**Exercise goal:** Locate and copy all lines bearing the word "Regiões".

**Entries:**
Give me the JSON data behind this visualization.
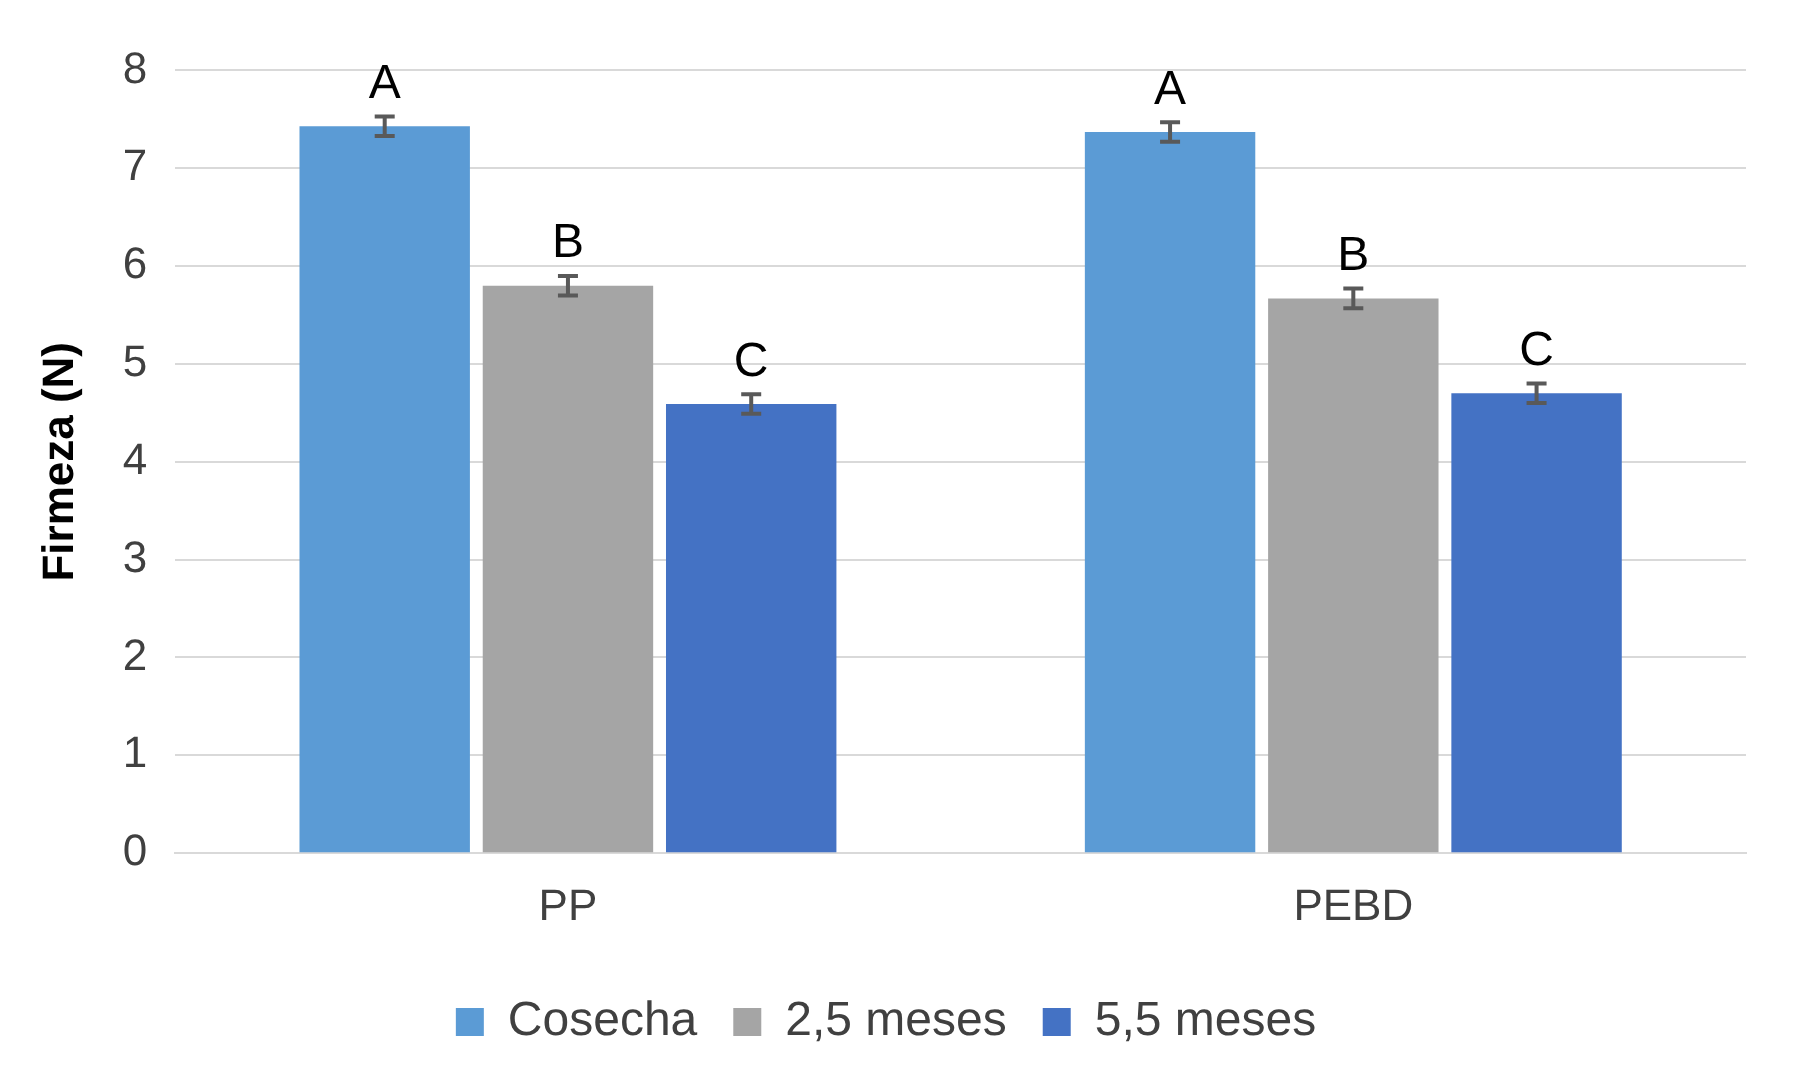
{
  "chart_data": {
    "type": "bar",
    "ylabel": "Firmeza (N)",
    "categories": [
      "PP",
      "PEBD"
    ],
    "series": [
      {
        "name": "Cosecha",
        "color": "#5b9bd5",
        "values": [
          7.43,
          7.37
        ],
        "errors": [
          0.1,
          0.1
        ],
        "value_labels": [
          "A",
          "A"
        ]
      },
      {
        "name": "2,5 meses",
        "color": "#a5a5a5",
        "values": [
          5.8,
          5.67
        ],
        "errors": [
          0.1,
          0.1
        ],
        "value_labels": [
          "B",
          "B"
        ]
      },
      {
        "name": "5,5 meses",
        "color": "#4472c4",
        "values": [
          4.59,
          4.7
        ],
        "errors": [
          0.1,
          0.1
        ],
        "value_labels": [
          "C",
          "C"
        ]
      }
    ],
    "ylim": [
      0,
      8
    ],
    "yticks": [
      0,
      1,
      2,
      3,
      4,
      5,
      6,
      7,
      8
    ],
    "grid": "y",
    "legend": "bottom"
  }
}
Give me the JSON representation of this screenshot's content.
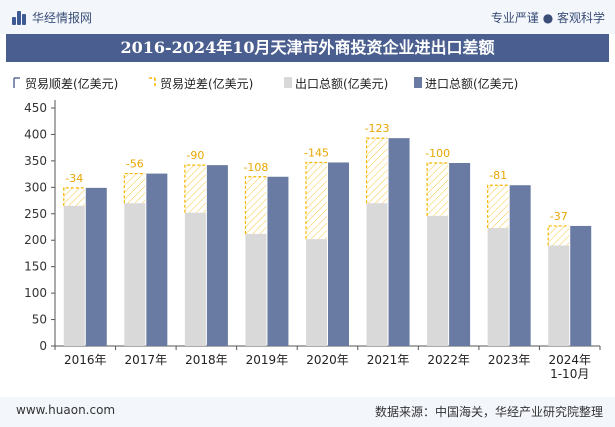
{
  "header": {
    "brand": "华经情报网",
    "tagline": "专业严谨 ● 客观科学",
    "title": "2016-2024年10月天津市外商投资企业进出口差额"
  },
  "footer": {
    "url": "www.huaon.com",
    "source": "数据来源：中国海关，华经产业研究院整理"
  },
  "watermark": "华经产业研究院",
  "colors": {
    "export": "#d9d9d9",
    "import": "#6a7ba3",
    "balance": "#f5b700",
    "axis": "#555555"
  },
  "chart_data": {
    "type": "bar",
    "categories": [
      "2016年",
      "2017年",
      "2018年",
      "2019年",
      "2020年",
      "2021年",
      "2022年",
      "2023年",
      "2024年\n1-10月"
    ],
    "series": [
      {
        "name": "贸易顺差(亿美元)",
        "values": [
          null,
          null,
          null,
          null,
          null,
          null,
          null,
          null,
          null
        ]
      },
      {
        "name": "贸易逆差(亿美元)",
        "values": [
          -34,
          -56,
          -90,
          -108,
          -145,
          -123,
          -100,
          -81,
          -37
        ]
      },
      {
        "name": "出口总额(亿美元)",
        "values": [
          265,
          270,
          252,
          212,
          202,
          270,
          246,
          223,
          190
        ]
      },
      {
        "name": "进口总额(亿美元)",
        "values": [
          299,
          326,
          342,
          320,
          347,
          393,
          346,
          304,
          227
        ]
      }
    ],
    "ylim": [
      0,
      450
    ],
    "yticks": [
      0,
      50,
      100,
      150,
      200,
      250,
      300,
      350,
      400,
      450
    ],
    "legend": "top"
  }
}
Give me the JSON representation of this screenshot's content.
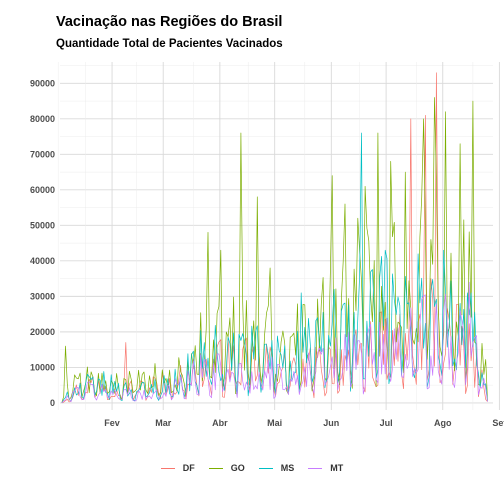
{
  "title": "Vacinação nas Regiões do Brasil",
  "subtitle": "Quantidade Total de Pacientes Vacinados",
  "chart_data": {
    "type": "line",
    "title": "Vacinação nas Regiões do Brasil",
    "subtitle": "Quantidade Total de Pacientes Vacinados",
    "xlabel": "",
    "ylabel": "",
    "x_ticks": [
      "Fev",
      "Mar",
      "Abr",
      "Mai",
      "Jun",
      "Jul",
      "Ago",
      "Set"
    ],
    "y_ticks": [
      0,
      10000,
      20000,
      30000,
      40000,
      50000,
      60000,
      70000,
      80000,
      90000
    ],
    "xlim": [
      "2021-01-18",
      "2021-09-12"
    ],
    "ylim": [
      -2000,
      96000
    ],
    "grid": true,
    "legend": "bottom",
    "colors": {
      "DF": "#F8766D",
      "GO": "#7CAE00",
      "MS": "#00BFC4",
      "MT": "#C77CFF"
    },
    "series": [
      {
        "name": "DF",
        "color": "#F8766D",
        "anchors": [
          [
            "2021-01-19",
            0
          ],
          [
            "2021-01-25",
            3000
          ],
          [
            "2021-02-01",
            5000
          ],
          [
            "2021-02-08",
            6000
          ],
          [
            "2021-02-15",
            5000
          ],
          [
            "2021-02-22",
            4500
          ],
          [
            "2021-03-01",
            4000
          ],
          [
            "2021-03-08",
            5000
          ],
          [
            "2021-03-15",
            5500
          ],
          [
            "2021-03-22",
            6000
          ],
          [
            "2021-03-29",
            8000
          ],
          [
            "2021-04-05",
            10000
          ],
          [
            "2021-04-12",
            11000
          ],
          [
            "2021-04-19",
            12000
          ],
          [
            "2021-04-26",
            12000
          ],
          [
            "2021-05-03",
            11000
          ],
          [
            "2021-05-10",
            11000
          ],
          [
            "2021-05-17",
            10500
          ],
          [
            "2021-05-24",
            10500
          ],
          [
            "2021-05-31",
            10000
          ],
          [
            "2021-06-07",
            10500
          ],
          [
            "2021-06-14",
            12000
          ],
          [
            "2021-06-21",
            12500
          ],
          [
            "2021-06-28",
            13000
          ],
          [
            "2021-07-05",
            15000
          ],
          [
            "2021-07-12",
            16000
          ],
          [
            "2021-07-19",
            17000
          ],
          [
            "2021-07-26",
            17000
          ],
          [
            "2021-08-02",
            19000
          ],
          [
            "2021-08-09",
            24000
          ],
          [
            "2021-08-16",
            22000
          ],
          [
            "2021-08-23",
            18000
          ],
          [
            "2021-08-30",
            14000
          ],
          [
            "2021-09-06",
            7000
          ],
          [
            "2021-09-09",
            500
          ]
        ],
        "peaks": [
          [
            "2021-02-23",
            17000
          ],
          [
            "2021-07-29",
            80000
          ],
          [
            "2021-08-06",
            81000
          ],
          [
            "2021-08-12",
            93000
          ]
        ]
      },
      {
        "name": "GO",
        "color": "#7CAE00",
        "anchors": [
          [
            "2021-01-19",
            0
          ],
          [
            "2021-01-25",
            7000
          ],
          [
            "2021-02-01",
            7000
          ],
          [
            "2021-02-08",
            6000
          ],
          [
            "2021-02-15",
            5500
          ],
          [
            "2021-02-22",
            6000
          ],
          [
            "2021-03-01",
            6000
          ],
          [
            "2021-03-08",
            7000
          ],
          [
            "2021-03-15",
            7000
          ],
          [
            "2021-03-22",
            8000
          ],
          [
            "2021-03-29",
            11000
          ],
          [
            "2021-04-05",
            16000
          ],
          [
            "2021-04-12",
            18000
          ],
          [
            "2021-04-19",
            19000
          ],
          [
            "2021-04-26",
            20000
          ],
          [
            "2021-05-03",
            19000
          ],
          [
            "2021-05-10",
            18000
          ],
          [
            "2021-05-17",
            17000
          ],
          [
            "2021-05-24",
            19000
          ],
          [
            "2021-05-31",
            19000
          ],
          [
            "2021-06-07",
            21000
          ],
          [
            "2021-06-14",
            25000
          ],
          [
            "2021-06-21",
            28000
          ],
          [
            "2021-06-28",
            30000
          ],
          [
            "2021-07-05",
            33000
          ],
          [
            "2021-07-12",
            35000
          ],
          [
            "2021-07-19",
            38000
          ],
          [
            "2021-07-26",
            40000
          ],
          [
            "2021-08-02",
            42000
          ],
          [
            "2021-08-09",
            40000
          ],
          [
            "2021-08-16",
            42000
          ],
          [
            "2021-08-23",
            38000
          ],
          [
            "2021-08-30",
            34000
          ],
          [
            "2021-09-06",
            22000
          ],
          [
            "2021-09-09",
            1000
          ]
        ],
        "peaks": [
          [
            "2021-01-21",
            16000
          ],
          [
            "2021-04-09",
            48000
          ],
          [
            "2021-04-16",
            43000
          ],
          [
            "2021-04-27",
            76000
          ],
          [
            "2021-05-06",
            58000
          ],
          [
            "2021-05-13",
            38000
          ],
          [
            "2021-06-16",
            64000
          ],
          [
            "2021-06-23",
            56000
          ],
          [
            "2021-06-30",
            52000
          ],
          [
            "2021-07-04",
            61000
          ],
          [
            "2021-07-11",
            76000
          ],
          [
            "2021-07-18",
            68000
          ],
          [
            "2021-07-26",
            65000
          ],
          [
            "2021-08-05",
            80000
          ],
          [
            "2021-08-11",
            86000
          ],
          [
            "2021-08-17",
            82000
          ],
          [
            "2021-08-25",
            73000
          ],
          [
            "2021-09-01",
            85000
          ]
        ]
      },
      {
        "name": "MS",
        "color": "#00BFC4",
        "anchors": [
          [
            "2021-01-19",
            0
          ],
          [
            "2021-01-25",
            4000
          ],
          [
            "2021-02-01",
            5000
          ],
          [
            "2021-02-08",
            6000
          ],
          [
            "2021-02-15",
            5000
          ],
          [
            "2021-02-22",
            4000
          ],
          [
            "2021-03-01",
            3500
          ],
          [
            "2021-03-08",
            4500
          ],
          [
            "2021-03-15",
            5000
          ],
          [
            "2021-03-22",
            6000
          ],
          [
            "2021-03-29",
            9000
          ],
          [
            "2021-04-05",
            13000
          ],
          [
            "2021-04-12",
            14000
          ],
          [
            "2021-04-19",
            15000
          ],
          [
            "2021-04-26",
            15000
          ],
          [
            "2021-05-03",
            14000
          ],
          [
            "2021-05-10",
            14000
          ],
          [
            "2021-05-17",
            13000
          ],
          [
            "2021-05-24",
            14000
          ],
          [
            "2021-05-31",
            15000
          ],
          [
            "2021-06-07",
            16000
          ],
          [
            "2021-06-14",
            19000
          ],
          [
            "2021-06-21",
            21000
          ],
          [
            "2021-06-28",
            22000
          ],
          [
            "2021-07-05",
            24000
          ],
          [
            "2021-07-12",
            27000
          ],
          [
            "2021-07-19",
            28000
          ],
          [
            "2021-07-26",
            27000
          ],
          [
            "2021-08-02",
            26000
          ],
          [
            "2021-08-09",
            24000
          ],
          [
            "2021-08-16",
            24000
          ],
          [
            "2021-08-23",
            23000
          ],
          [
            "2021-08-30",
            22000
          ],
          [
            "2021-09-06",
            15000
          ],
          [
            "2021-09-09",
            1000
          ]
        ],
        "peaks": [
          [
            "2021-05-30",
            31000
          ],
          [
            "2021-06-17",
            32000
          ],
          [
            "2021-07-02",
            76000
          ],
          [
            "2021-07-15",
            43000
          ],
          [
            "2021-08-02",
            42000
          ],
          [
            "2021-08-16",
            43000
          ],
          [
            "2021-08-29",
            31000
          ]
        ]
      },
      {
        "name": "MT",
        "color": "#C77CFF",
        "anchors": [
          [
            "2021-01-19",
            0
          ],
          [
            "2021-01-25",
            3000
          ],
          [
            "2021-02-01",
            4000
          ],
          [
            "2021-02-08",
            4000
          ],
          [
            "2021-02-15",
            3500
          ],
          [
            "2021-02-22",
            3000
          ],
          [
            "2021-03-01",
            2500
          ],
          [
            "2021-03-08",
            3000
          ],
          [
            "2021-03-15",
            3500
          ],
          [
            "2021-03-22",
            4500
          ],
          [
            "2021-03-29",
            6500
          ],
          [
            "2021-04-05",
            9000
          ],
          [
            "2021-04-12",
            10000
          ],
          [
            "2021-04-19",
            10000
          ],
          [
            "2021-04-26",
            10000
          ],
          [
            "2021-05-03",
            9000
          ],
          [
            "2021-05-10",
            9000
          ],
          [
            "2021-05-17",
            8500
          ],
          [
            "2021-05-24",
            9000
          ],
          [
            "2021-05-31",
            9500
          ],
          [
            "2021-06-07",
            10000
          ],
          [
            "2021-06-14",
            12000
          ],
          [
            "2021-06-21",
            13000
          ],
          [
            "2021-06-28",
            13500
          ],
          [
            "2021-07-05",
            14500
          ],
          [
            "2021-07-12",
            16000
          ],
          [
            "2021-07-19",
            17000
          ],
          [
            "2021-07-26",
            17000
          ],
          [
            "2021-08-02",
            18000
          ],
          [
            "2021-08-09",
            20000
          ],
          [
            "2021-08-16",
            21000
          ],
          [
            "2021-08-23",
            20000
          ],
          [
            "2021-08-30",
            18000
          ],
          [
            "2021-09-06",
            10000
          ],
          [
            "2021-09-09",
            500
          ]
        ],
        "peaks": [
          [
            "2021-08-30",
            34000
          ]
        ]
      }
    ]
  }
}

**Exercise response:**
  "title": "Vacinação nas Regiões do Brasil",
    "title": "Vacinação nas Regiões do Brasil",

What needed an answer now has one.